» STATED EXERCISE:
Your answer must consist solely of the number of lines that contain the word "months".

○ ○ ○

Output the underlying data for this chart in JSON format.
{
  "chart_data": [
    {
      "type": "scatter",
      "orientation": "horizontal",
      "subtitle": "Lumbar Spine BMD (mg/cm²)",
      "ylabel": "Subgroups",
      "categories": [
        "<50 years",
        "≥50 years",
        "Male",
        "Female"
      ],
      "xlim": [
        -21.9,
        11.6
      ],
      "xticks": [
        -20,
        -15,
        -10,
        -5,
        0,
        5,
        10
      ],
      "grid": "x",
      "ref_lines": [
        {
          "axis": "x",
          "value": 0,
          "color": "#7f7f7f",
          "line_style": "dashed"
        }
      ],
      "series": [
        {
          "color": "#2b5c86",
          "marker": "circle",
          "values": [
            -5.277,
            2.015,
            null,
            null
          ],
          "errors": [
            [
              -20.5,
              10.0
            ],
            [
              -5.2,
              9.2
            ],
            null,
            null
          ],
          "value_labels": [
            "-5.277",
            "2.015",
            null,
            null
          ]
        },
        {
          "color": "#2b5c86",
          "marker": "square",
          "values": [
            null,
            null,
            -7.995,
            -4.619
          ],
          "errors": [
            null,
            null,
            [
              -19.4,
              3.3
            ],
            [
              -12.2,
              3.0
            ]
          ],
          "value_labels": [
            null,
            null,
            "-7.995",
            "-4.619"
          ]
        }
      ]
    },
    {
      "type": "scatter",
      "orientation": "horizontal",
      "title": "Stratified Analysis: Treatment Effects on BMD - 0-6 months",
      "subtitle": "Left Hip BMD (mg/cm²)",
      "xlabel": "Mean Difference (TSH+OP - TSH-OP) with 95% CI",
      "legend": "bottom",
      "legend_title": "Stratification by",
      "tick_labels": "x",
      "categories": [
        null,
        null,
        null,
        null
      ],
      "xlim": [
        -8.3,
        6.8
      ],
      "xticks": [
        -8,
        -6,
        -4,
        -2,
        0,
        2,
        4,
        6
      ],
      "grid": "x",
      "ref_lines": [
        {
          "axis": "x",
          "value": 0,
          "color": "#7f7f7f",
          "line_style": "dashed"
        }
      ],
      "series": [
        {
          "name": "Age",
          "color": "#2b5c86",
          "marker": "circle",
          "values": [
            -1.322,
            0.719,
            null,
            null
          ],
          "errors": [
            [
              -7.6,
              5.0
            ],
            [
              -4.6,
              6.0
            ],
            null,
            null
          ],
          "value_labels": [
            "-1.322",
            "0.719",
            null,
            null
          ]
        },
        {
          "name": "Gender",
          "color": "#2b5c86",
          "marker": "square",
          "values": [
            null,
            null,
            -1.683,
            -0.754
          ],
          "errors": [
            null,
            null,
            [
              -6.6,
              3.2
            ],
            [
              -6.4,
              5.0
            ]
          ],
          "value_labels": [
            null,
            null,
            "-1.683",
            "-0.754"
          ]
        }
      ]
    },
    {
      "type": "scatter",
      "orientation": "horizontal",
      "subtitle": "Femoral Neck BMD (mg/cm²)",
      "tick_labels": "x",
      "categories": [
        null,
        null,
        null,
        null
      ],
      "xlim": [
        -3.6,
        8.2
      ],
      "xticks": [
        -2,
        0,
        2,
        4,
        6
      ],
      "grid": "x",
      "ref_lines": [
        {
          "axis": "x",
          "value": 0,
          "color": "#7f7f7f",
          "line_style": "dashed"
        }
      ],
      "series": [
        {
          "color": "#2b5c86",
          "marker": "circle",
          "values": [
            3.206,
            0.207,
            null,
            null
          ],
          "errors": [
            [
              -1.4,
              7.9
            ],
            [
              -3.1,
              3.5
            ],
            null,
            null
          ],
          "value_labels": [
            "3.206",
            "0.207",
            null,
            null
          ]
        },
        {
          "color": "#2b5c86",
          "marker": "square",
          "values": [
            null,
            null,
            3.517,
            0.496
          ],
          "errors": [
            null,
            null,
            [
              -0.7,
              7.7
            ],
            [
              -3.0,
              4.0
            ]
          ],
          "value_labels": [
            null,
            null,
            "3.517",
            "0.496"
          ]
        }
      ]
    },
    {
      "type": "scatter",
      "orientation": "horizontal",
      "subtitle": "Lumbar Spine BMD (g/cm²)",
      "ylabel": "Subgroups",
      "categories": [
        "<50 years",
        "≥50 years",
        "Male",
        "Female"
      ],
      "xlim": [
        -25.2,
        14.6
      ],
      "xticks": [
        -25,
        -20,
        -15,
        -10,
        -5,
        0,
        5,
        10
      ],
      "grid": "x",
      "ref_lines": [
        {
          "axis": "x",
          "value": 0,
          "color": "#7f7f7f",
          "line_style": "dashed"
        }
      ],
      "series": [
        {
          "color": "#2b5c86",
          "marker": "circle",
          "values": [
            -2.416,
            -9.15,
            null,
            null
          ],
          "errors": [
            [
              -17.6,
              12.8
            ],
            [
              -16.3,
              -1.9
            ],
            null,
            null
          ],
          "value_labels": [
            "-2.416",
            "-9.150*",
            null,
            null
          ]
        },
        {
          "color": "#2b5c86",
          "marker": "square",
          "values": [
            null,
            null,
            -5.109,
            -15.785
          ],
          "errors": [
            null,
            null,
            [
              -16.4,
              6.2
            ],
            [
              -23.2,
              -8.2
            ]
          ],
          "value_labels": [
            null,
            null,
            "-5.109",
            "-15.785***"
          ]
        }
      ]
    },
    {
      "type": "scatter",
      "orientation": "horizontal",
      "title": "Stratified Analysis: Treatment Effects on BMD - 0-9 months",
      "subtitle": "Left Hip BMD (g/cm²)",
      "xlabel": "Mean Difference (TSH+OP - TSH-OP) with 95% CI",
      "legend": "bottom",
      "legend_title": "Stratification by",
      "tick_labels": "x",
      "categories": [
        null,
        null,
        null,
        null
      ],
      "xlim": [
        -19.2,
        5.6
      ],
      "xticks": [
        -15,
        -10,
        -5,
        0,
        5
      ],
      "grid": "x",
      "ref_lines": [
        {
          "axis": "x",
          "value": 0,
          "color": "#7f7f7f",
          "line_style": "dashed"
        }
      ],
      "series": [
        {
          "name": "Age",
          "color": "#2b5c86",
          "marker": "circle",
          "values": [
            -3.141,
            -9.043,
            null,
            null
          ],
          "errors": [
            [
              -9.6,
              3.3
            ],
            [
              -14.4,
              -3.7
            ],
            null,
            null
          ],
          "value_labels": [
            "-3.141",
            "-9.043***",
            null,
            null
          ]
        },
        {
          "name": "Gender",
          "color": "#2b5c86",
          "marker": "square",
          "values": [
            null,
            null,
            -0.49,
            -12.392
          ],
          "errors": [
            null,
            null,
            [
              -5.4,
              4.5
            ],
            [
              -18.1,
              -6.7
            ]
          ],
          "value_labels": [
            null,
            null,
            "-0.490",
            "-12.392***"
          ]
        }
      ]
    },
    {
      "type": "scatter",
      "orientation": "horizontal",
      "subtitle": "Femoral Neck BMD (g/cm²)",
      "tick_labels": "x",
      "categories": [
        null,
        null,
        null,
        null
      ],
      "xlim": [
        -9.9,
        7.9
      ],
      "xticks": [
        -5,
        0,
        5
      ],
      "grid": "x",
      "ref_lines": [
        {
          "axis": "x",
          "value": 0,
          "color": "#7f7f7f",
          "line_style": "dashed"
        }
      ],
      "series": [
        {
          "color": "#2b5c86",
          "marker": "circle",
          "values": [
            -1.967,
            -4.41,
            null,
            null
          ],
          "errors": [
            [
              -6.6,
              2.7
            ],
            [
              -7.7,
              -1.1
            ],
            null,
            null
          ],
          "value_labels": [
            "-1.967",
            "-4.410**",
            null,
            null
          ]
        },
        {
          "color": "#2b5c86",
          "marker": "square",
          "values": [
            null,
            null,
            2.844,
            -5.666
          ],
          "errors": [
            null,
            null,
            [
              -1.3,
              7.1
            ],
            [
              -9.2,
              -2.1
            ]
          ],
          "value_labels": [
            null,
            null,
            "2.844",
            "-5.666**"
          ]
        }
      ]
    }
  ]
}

○ ○ ○

» WRITTEN RESPONSE:
2